[Stored records]

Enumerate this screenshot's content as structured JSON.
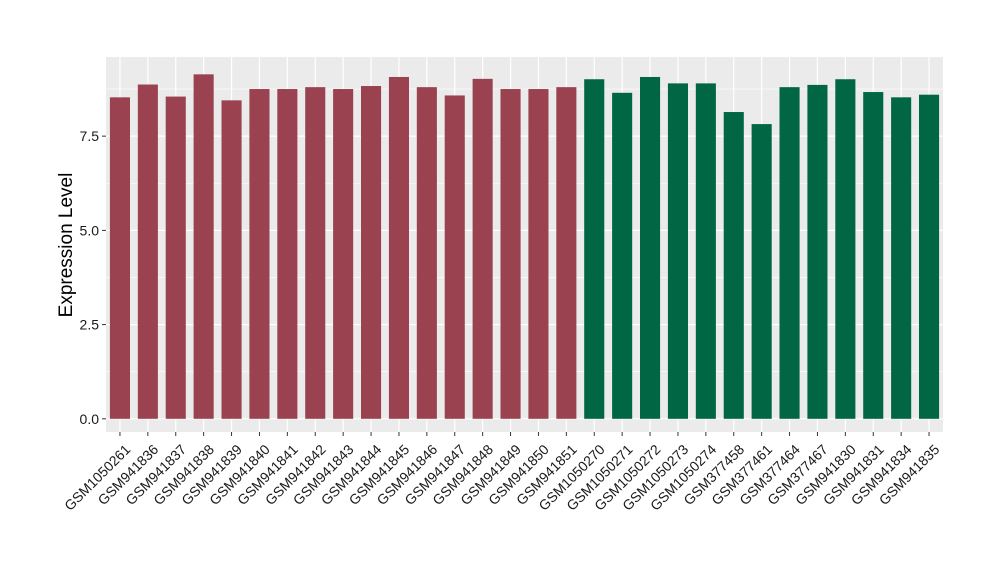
{
  "chart_data": {
    "type": "bar",
    "title": "",
    "xlabel": "",
    "ylabel": "Expression Level",
    "ylim": [
      -0.35,
      9.6
    ],
    "yticks": [
      0.0,
      2.5,
      5.0,
      7.5
    ],
    "ytick_labels": [
      "0.0",
      "2.5",
      "5.0",
      "7.5"
    ],
    "grid": true,
    "legend": "none",
    "categories": [
      "GSM1050261",
      "GSM941836",
      "GSM941837",
      "GSM941838",
      "GSM941839",
      "GSM941840",
      "GSM941841",
      "GSM941842",
      "GSM941843",
      "GSM941844",
      "GSM941845",
      "GSM941846",
      "GSM941847",
      "GSM941848",
      "GSM941849",
      "GSM941850",
      "GSM941851",
      "GSM1050270",
      "GSM1050271",
      "GSM1050272",
      "GSM1050273",
      "GSM1050274",
      "GSM377458",
      "GSM377461",
      "GSM377464",
      "GSM377467",
      "GSM941830",
      "GSM941831",
      "GSM941834",
      "GSM941835"
    ],
    "values": [
      8.53,
      8.87,
      8.55,
      9.14,
      8.45,
      8.75,
      8.75,
      8.8,
      8.75,
      8.83,
      9.07,
      8.8,
      8.58,
      9.02,
      8.75,
      8.75,
      8.8,
      9.01,
      8.65,
      9.07,
      8.9,
      8.9,
      8.14,
      7.82,
      8.8,
      8.86,
      9.01,
      8.67,
      8.53,
      8.6
    ],
    "bar_colors": [
      "#9b4250",
      "#9b4250",
      "#9b4250",
      "#9b4250",
      "#9b4250",
      "#9b4250",
      "#9b4250",
      "#9b4250",
      "#9b4250",
      "#9b4250",
      "#9b4250",
      "#9b4250",
      "#9b4250",
      "#9b4250",
      "#9b4250",
      "#9b4250",
      "#9b4250",
      "#006644",
      "#006644",
      "#006644",
      "#006644",
      "#006644",
      "#006644",
      "#006644",
      "#006644",
      "#006644",
      "#006644",
      "#006644",
      "#006644",
      "#006644"
    ],
    "panel_background": "#ebebeb",
    "grid_color": "#ffffff"
  }
}
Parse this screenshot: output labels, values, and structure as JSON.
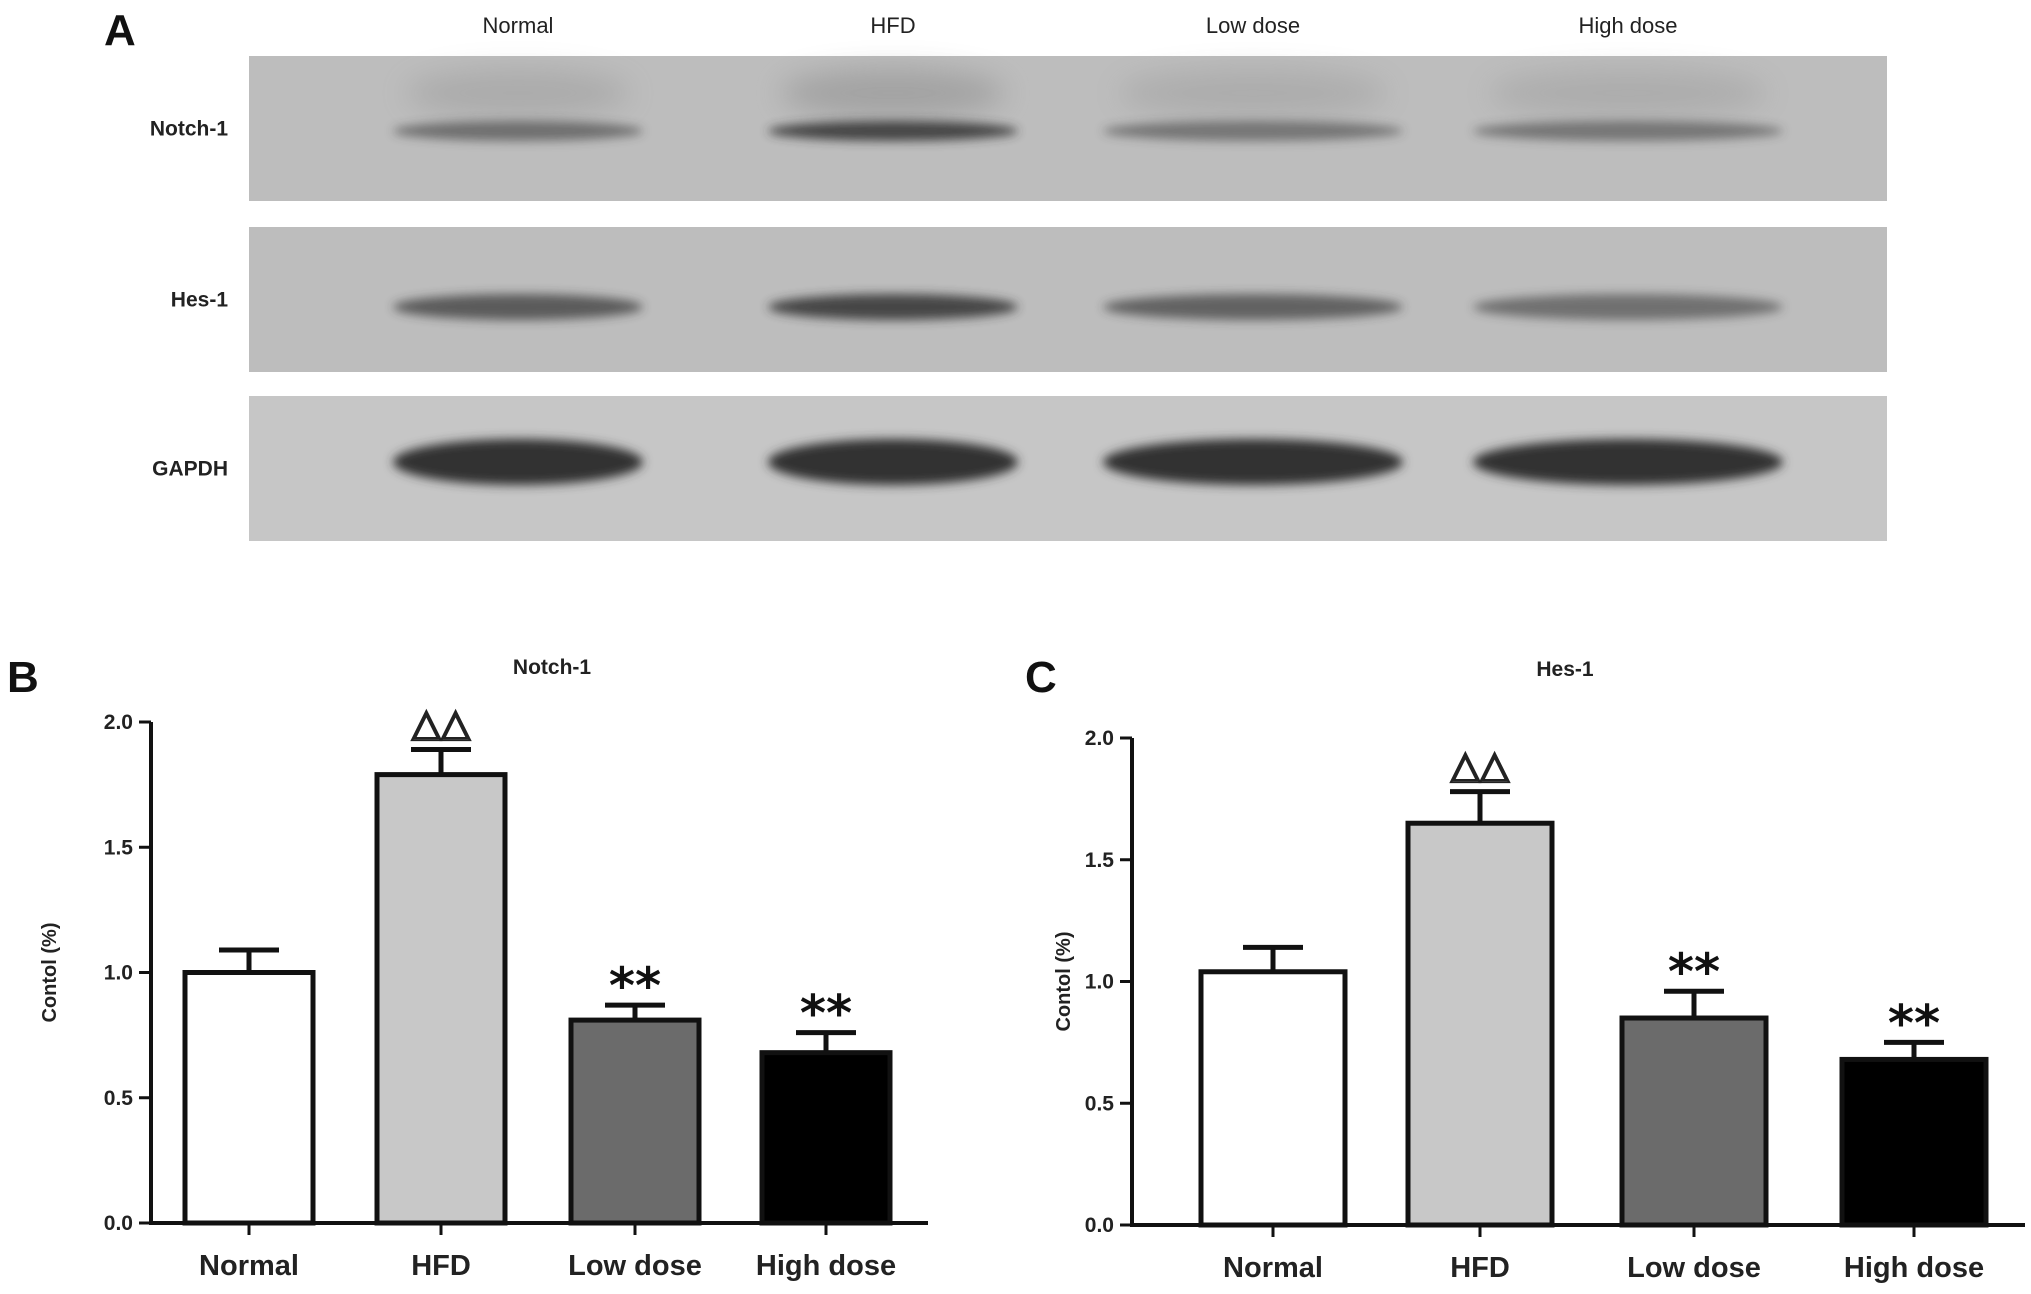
{
  "panel_a": {
    "letter": "A",
    "lanes": [
      "Normal",
      "HFD",
      "Low dose",
      "High dose"
    ],
    "blots": [
      {
        "label": "Notch-1",
        "intensity": [
          0.55,
          0.85,
          0.5,
          0.5
        ],
        "smear": true
      },
      {
        "label": "Hes-1",
        "intensity": [
          0.7,
          0.85,
          0.65,
          0.55
        ],
        "smear": false
      },
      {
        "label": "GAPDH",
        "intensity": [
          1.0,
          1.0,
          1.0,
          1.0
        ],
        "smear": false
      }
    ]
  },
  "chart_data": [
    {
      "type": "bar",
      "panel_letter": "B",
      "title": "Notch-1",
      "ylabel": "Contol (%)",
      "xlabel": "",
      "categories": [
        "Normal",
        "HFD",
        "Low dose",
        "High dose"
      ],
      "values": [
        1.0,
        1.79,
        0.81,
        0.68
      ],
      "errors": [
        0.09,
        0.1,
        0.06,
        0.08
      ],
      "annotations": [
        "",
        "△△",
        "**",
        "**"
      ],
      "colors": [
        "#ffffff",
        "#c8c8c8",
        "#6b6b6b",
        "#000000"
      ],
      "ylim": [
        0,
        2.0
      ],
      "yticks": [
        "0.0",
        "0.5",
        "1.0",
        "1.5",
        "2.0"
      ]
    },
    {
      "type": "bar",
      "panel_letter": "C",
      "title": "Hes-1",
      "ylabel": "Contol (%)",
      "xlabel": "",
      "categories": [
        "Normal",
        "HFD",
        "Low dose",
        "High dose"
      ],
      "values": [
        1.04,
        1.65,
        0.85,
        0.68
      ],
      "errors": [
        0.1,
        0.13,
        0.11,
        0.07
      ],
      "annotations": [
        "",
        "△△",
        "**",
        "**"
      ],
      "colors": [
        "#ffffff",
        "#c8c8c8",
        "#6b6b6b",
        "#000000"
      ],
      "ylim": [
        0,
        2.0
      ],
      "yticks": [
        "0.0",
        "0.5",
        "1.0",
        "1.5",
        "2.0"
      ]
    }
  ]
}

| Task brief |
Pictures are excluded; copy every other part of the records exactly.

| Exercise result |
Enumerate this screenshot's content as structured JSON.
{
  "chart_data": {
    "type": "bar",
    "title": "",
    "xlabel": "",
    "ylabel": "Expression Level",
    "ylim": [
      -0.35,
      9.6
    ],
    "yticks": [
      0.0,
      2.5,
      5.0,
      7.5
    ],
    "ytick_labels": [
      "0.0",
      "2.5",
      "5.0",
      "7.5"
    ],
    "grid": true,
    "legend": "none",
    "categories": [
      "GSM1050261",
      "GSM941836",
      "GSM941837",
      "GSM941838",
      "GSM941839",
      "GSM941840",
      "GSM941841",
      "GSM941842",
      "GSM941843",
      "GSM941844",
      "GSM941845",
      "GSM941846",
      "GSM941847",
      "GSM941848",
      "GSM941849",
      "GSM941850",
      "GSM941851",
      "GSM1050270",
      "GSM1050271",
      "GSM1050272",
      "GSM1050273",
      "GSM1050274",
      "GSM377458",
      "GSM377461",
      "GSM377464",
      "GSM377467",
      "GSM941830",
      "GSM941831",
      "GSM941834",
      "GSM941835"
    ],
    "values": [
      8.53,
      8.87,
      8.55,
      9.14,
      8.45,
      8.75,
      8.75,
      8.8,
      8.75,
      8.83,
      9.07,
      8.8,
      8.58,
      9.02,
      8.75,
      8.75,
      8.8,
      9.01,
      8.65,
      9.07,
      8.9,
      8.9,
      8.14,
      7.82,
      8.8,
      8.86,
      9.01,
      8.67,
      8.53,
      8.6
    ],
    "bar_colors": [
      "#9b4250",
      "#9b4250",
      "#9b4250",
      "#9b4250",
      "#9b4250",
      "#9b4250",
      "#9b4250",
      "#9b4250",
      "#9b4250",
      "#9b4250",
      "#9b4250",
      "#9b4250",
      "#9b4250",
      "#9b4250",
      "#9b4250",
      "#9b4250",
      "#9b4250",
      "#006644",
      "#006644",
      "#006644",
      "#006644",
      "#006644",
      "#006644",
      "#006644",
      "#006644",
      "#006644",
      "#006644",
      "#006644",
      "#006644",
      "#006644"
    ],
    "panel_background": "#ebebeb",
    "grid_color": "#ffffff"
  }
}
Parse this screenshot: output labels, values, and structure as JSON.
{
  "panel_a": {
    "letter": "A",
    "lanes": [
      "Normal",
      "HFD",
      "Low dose",
      "High dose"
    ],
    "blots": [
      {
        "label": "Notch-1",
        "intensity": [
          0.55,
          0.85,
          0.5,
          0.5
        ],
        "smear": true
      },
      {
        "label": "Hes-1",
        "intensity": [
          0.7,
          0.85,
          0.65,
          0.55
        ],
        "smear": false
      },
      {
        "label": "GAPDH",
        "intensity": [
          1.0,
          1.0,
          1.0,
          1.0
        ],
        "smear": false
      }
    ]
  },
  "chart_data": [
    {
      "type": "bar",
      "panel_letter": "B",
      "title": "Notch-1",
      "ylabel": "Contol (%)",
      "xlabel": "",
      "categories": [
        "Normal",
        "HFD",
        "Low dose",
        "High dose"
      ],
      "values": [
        1.0,
        1.79,
        0.81,
        0.68
      ],
      "errors": [
        0.09,
        0.1,
        0.06,
        0.08
      ],
      "annotations": [
        "",
        "△△",
        "**",
        "**"
      ],
      "colors": [
        "#ffffff",
        "#c8c8c8",
        "#6b6b6b",
        "#000000"
      ],
      "ylim": [
        0,
        2.0
      ],
      "yticks": [
        "0.0",
        "0.5",
        "1.0",
        "1.5",
        "2.0"
      ]
    },
    {
      "type": "bar",
      "panel_letter": "C",
      "title": "Hes-1",
      "ylabel": "Contol (%)",
      "xlabel": "",
      "categories": [
        "Normal",
        "HFD",
        "Low dose",
        "High dose"
      ],
      "values": [
        1.04,
        1.65,
        0.85,
        0.68
      ],
      "errors": [
        0.1,
        0.13,
        0.11,
        0.07
      ],
      "annotations": [
        "",
        "△△",
        "**",
        "**"
      ],
      "colors": [
        "#ffffff",
        "#c8c8c8",
        "#6b6b6b",
        "#000000"
      ],
      "ylim": [
        0,
        2.0
      ],
      "yticks": [
        "0.0",
        "0.5",
        "1.0",
        "1.5",
        "2.0"
      ]
    }
  ]
}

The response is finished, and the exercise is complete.